▶ **Given exercise**
Narrow the data below down to the lines containing "document".
=======
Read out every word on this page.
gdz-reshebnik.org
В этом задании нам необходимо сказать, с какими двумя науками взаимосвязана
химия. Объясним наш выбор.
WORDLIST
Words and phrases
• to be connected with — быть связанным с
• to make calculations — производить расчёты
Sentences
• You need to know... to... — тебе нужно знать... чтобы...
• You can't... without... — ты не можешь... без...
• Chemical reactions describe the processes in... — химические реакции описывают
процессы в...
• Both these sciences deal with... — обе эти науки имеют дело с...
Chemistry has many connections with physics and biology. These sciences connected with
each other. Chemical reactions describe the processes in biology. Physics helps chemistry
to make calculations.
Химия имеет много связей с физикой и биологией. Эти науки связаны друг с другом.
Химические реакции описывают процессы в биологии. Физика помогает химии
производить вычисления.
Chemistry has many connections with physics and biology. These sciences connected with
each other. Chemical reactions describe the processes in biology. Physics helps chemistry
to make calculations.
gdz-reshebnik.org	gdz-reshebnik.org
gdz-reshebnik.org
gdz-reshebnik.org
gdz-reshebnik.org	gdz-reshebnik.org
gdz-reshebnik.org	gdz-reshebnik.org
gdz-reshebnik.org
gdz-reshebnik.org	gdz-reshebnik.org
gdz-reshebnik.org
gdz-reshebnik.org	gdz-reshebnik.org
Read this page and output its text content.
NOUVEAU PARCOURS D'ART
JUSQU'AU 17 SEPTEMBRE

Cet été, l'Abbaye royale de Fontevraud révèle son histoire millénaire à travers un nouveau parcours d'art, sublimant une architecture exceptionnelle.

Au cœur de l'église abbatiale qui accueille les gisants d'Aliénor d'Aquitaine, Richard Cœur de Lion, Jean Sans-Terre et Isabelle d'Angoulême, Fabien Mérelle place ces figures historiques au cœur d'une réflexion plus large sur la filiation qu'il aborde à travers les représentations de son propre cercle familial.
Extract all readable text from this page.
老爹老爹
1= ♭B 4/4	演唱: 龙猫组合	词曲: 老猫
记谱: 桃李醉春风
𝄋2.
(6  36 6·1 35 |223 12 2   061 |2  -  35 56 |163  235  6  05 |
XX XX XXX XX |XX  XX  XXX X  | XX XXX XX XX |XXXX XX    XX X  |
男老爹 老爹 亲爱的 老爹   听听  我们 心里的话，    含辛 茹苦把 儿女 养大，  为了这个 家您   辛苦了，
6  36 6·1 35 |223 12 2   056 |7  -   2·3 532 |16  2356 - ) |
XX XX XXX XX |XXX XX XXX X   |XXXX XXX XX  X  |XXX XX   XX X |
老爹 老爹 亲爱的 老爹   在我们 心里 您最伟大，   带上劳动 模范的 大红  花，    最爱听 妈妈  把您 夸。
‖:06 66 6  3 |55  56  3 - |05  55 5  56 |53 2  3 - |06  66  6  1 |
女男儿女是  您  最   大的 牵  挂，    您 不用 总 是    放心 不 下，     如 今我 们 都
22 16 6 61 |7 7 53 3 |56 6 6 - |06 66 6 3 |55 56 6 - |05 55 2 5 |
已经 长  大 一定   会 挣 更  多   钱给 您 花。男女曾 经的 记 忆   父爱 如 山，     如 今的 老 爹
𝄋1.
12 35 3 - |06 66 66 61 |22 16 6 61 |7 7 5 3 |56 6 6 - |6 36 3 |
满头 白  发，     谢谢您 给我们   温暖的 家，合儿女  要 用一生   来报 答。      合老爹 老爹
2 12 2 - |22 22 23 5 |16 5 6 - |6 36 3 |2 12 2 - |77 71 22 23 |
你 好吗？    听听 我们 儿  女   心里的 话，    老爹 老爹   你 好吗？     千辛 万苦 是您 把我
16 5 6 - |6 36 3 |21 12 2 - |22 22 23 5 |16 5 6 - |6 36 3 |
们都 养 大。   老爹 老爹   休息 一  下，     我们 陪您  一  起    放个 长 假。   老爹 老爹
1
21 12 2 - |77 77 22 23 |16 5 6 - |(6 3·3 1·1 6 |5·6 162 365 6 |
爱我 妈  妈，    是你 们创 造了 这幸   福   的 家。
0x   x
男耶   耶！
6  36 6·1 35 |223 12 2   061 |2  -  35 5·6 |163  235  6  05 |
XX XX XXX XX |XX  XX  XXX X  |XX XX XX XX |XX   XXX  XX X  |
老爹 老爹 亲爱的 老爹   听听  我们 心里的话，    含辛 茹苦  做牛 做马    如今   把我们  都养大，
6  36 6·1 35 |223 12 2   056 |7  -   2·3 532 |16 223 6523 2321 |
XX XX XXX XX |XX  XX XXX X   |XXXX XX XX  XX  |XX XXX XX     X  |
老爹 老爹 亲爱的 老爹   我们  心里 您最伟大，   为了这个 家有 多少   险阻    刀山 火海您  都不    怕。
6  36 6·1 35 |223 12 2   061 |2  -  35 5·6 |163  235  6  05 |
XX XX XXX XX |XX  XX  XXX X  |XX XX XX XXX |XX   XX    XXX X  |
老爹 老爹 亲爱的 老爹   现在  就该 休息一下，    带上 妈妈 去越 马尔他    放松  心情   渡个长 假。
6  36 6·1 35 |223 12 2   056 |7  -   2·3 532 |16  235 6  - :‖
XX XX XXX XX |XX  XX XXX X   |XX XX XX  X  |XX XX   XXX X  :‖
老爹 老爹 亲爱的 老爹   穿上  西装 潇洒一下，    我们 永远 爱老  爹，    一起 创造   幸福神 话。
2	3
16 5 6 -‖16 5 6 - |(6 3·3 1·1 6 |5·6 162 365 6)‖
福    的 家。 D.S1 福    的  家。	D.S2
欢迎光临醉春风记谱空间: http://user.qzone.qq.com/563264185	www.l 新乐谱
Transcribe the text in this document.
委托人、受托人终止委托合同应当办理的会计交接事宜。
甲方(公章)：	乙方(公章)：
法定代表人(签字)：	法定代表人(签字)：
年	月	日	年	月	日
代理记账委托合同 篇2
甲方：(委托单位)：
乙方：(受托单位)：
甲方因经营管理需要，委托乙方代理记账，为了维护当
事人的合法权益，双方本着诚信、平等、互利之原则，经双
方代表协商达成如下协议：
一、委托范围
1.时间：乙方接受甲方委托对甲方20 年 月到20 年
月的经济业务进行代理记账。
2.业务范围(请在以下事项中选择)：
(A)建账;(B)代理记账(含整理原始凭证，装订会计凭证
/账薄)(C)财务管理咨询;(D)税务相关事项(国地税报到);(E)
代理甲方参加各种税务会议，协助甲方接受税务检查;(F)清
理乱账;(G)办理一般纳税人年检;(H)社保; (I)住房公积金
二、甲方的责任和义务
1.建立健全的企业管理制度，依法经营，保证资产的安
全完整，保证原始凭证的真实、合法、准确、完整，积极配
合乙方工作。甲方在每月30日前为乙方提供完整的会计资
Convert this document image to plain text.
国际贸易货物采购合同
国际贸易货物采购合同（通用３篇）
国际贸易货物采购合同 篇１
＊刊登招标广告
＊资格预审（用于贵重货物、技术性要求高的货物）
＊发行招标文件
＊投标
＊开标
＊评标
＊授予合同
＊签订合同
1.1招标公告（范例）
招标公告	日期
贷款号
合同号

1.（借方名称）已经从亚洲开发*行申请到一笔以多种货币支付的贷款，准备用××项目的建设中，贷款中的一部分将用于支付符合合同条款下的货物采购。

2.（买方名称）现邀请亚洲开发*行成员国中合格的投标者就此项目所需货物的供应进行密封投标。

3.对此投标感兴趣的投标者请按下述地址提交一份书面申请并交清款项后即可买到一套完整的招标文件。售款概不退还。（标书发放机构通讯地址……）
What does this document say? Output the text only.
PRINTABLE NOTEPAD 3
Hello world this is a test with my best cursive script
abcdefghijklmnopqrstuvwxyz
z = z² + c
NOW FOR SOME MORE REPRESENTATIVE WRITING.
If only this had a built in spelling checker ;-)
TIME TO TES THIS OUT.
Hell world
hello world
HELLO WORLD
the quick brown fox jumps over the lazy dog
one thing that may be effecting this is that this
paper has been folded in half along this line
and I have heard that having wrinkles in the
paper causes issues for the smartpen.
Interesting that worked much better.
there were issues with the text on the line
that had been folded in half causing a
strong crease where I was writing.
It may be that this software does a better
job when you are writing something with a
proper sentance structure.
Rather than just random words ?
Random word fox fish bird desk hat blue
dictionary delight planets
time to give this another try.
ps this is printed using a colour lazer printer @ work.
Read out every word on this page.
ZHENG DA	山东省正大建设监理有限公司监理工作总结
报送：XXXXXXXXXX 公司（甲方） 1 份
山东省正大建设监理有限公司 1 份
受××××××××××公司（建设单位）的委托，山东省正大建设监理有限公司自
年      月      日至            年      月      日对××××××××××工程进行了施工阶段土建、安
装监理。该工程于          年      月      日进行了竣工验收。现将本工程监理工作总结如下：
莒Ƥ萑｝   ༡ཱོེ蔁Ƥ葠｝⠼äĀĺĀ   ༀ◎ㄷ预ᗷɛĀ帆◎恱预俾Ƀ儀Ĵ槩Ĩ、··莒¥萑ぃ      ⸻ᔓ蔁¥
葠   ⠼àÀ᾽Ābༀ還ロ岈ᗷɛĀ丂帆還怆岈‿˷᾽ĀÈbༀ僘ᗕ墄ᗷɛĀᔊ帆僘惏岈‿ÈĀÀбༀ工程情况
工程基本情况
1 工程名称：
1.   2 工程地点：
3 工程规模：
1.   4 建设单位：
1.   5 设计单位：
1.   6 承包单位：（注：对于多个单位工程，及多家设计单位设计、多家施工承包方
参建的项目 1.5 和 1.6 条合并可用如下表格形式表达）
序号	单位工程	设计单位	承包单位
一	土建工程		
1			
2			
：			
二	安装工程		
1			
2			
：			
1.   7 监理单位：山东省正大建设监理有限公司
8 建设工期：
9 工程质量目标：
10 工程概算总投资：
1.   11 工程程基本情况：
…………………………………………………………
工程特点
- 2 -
=======
▶ **Solution to this task**
Transcribe the text in this document.
Convert this document image to plain text.
What does this document say? Output the text only.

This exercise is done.